# Stated exercise
Copy out, without alteration, every row from the first through the row that contains "219, 423, 244]".

# Material to process
══════════

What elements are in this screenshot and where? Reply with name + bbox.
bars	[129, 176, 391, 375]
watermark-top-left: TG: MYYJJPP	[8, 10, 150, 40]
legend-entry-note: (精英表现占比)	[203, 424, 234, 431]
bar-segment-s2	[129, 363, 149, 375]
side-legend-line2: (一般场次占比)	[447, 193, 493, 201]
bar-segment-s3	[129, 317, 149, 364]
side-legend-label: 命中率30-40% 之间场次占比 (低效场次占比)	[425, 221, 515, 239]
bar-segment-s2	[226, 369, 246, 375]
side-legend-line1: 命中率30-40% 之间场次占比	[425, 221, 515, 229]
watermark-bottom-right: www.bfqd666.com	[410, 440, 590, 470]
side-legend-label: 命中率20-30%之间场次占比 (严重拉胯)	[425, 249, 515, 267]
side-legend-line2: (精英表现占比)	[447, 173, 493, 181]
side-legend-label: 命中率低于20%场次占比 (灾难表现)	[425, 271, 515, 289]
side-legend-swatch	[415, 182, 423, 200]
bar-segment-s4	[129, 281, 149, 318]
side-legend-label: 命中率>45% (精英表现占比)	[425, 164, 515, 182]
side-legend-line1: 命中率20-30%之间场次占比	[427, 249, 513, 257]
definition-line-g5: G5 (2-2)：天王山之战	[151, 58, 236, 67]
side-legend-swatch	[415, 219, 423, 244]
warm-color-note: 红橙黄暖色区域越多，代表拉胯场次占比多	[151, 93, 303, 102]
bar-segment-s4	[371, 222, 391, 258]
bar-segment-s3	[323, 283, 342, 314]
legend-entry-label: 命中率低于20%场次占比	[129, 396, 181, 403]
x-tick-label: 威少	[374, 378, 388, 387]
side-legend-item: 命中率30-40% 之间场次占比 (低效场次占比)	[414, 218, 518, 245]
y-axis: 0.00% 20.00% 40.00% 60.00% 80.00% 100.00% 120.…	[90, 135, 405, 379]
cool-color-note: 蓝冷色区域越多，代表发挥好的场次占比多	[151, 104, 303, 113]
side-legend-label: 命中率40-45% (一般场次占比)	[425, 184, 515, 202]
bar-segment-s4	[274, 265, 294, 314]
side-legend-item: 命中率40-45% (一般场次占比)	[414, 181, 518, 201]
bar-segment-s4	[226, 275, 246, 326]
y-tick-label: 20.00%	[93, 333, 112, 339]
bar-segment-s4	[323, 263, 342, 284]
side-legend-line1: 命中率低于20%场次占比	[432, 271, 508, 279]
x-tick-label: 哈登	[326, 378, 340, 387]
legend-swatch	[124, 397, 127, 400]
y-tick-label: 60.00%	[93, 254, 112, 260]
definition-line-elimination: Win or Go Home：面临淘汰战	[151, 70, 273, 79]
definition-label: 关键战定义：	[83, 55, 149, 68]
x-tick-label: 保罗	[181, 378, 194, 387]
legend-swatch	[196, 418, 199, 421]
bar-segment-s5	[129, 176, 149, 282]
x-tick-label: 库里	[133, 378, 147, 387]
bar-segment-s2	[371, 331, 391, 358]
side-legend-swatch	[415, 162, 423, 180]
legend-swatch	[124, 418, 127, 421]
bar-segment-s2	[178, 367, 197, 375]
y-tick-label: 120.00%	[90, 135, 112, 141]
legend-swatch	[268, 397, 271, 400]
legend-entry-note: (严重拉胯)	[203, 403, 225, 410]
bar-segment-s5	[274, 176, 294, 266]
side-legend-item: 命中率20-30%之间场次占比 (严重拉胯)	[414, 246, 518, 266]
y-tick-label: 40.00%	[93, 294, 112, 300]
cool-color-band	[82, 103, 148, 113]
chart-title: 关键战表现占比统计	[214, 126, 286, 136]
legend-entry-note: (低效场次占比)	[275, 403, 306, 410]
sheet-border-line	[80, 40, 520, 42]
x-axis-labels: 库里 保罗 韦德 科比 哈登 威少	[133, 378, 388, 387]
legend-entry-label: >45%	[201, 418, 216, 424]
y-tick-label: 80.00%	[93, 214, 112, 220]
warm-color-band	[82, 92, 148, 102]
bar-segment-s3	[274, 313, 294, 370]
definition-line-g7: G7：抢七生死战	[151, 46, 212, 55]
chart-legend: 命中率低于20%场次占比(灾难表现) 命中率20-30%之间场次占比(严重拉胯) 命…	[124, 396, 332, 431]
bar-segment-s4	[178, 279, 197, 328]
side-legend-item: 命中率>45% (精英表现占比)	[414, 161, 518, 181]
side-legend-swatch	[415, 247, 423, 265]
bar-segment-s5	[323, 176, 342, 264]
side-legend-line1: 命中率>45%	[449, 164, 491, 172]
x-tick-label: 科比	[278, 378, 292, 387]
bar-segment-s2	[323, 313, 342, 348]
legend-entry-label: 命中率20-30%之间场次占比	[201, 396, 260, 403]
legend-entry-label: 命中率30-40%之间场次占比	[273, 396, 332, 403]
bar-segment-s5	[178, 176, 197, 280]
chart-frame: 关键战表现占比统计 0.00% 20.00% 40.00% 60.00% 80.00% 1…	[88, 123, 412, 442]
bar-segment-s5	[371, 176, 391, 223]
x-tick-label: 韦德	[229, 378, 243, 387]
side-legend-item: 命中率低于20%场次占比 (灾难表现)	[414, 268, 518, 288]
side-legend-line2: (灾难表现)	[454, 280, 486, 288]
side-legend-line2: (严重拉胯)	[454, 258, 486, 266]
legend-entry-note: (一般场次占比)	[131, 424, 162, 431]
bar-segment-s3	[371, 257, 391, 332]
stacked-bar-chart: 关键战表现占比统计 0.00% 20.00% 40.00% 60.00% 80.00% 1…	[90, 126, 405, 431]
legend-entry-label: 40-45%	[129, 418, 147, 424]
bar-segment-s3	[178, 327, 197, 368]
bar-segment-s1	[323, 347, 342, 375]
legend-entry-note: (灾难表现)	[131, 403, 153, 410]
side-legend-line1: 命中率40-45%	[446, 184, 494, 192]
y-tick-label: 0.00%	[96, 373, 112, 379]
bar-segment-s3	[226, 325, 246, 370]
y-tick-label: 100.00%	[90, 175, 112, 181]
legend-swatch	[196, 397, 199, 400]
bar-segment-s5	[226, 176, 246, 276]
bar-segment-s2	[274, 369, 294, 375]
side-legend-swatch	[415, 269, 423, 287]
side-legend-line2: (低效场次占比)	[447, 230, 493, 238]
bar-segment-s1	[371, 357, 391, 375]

══════════

# Task output
What elements are in this screenshot and where? Reply with name + bbox.
bars	[129, 176, 391, 375]
watermark-top-left: TG: MYYJJPP	[8, 10, 150, 40]
legend-entry-note: (精英表现占比)	[203, 424, 234, 431]
bar-segment-s2	[129, 363, 149, 375]
side-legend-line2: (一般场次占比)	[447, 193, 493, 201]
bar-segment-s3	[129, 317, 149, 364]
side-legend-label: 命中率30-40% 之间场次占比 (低效场次占比)	[425, 221, 515, 239]
bar-segment-s2	[226, 369, 246, 375]
side-legend-line1: 命中率30-40% 之间场次占比	[425, 221, 515, 229]
watermark-bottom-right: www.bfqd666.com	[410, 440, 590, 470]
side-legend-label: 命中率20-30%之间场次占比 (严重拉胯)	[425, 249, 515, 267]
side-legend-line2: (精英表现占比)	[447, 173, 493, 181]
side-legend-label: 命中率低于20%场次占比 (灾难表现)	[425, 271, 515, 289]
side-legend-swatch	[415, 182, 423, 200]
bar-segment-s4	[129, 281, 149, 318]
side-legend-label: 命中率>45% (精英表现占比)	[425, 164, 515, 182]
side-legend-line1: 命中率20-30%之间场次占比	[427, 249, 513, 257]
definition-line-g5: G5 (2-2)：天王山之战	[151, 58, 236, 67]
side-legend-swatch	[415, 219, 423, 244]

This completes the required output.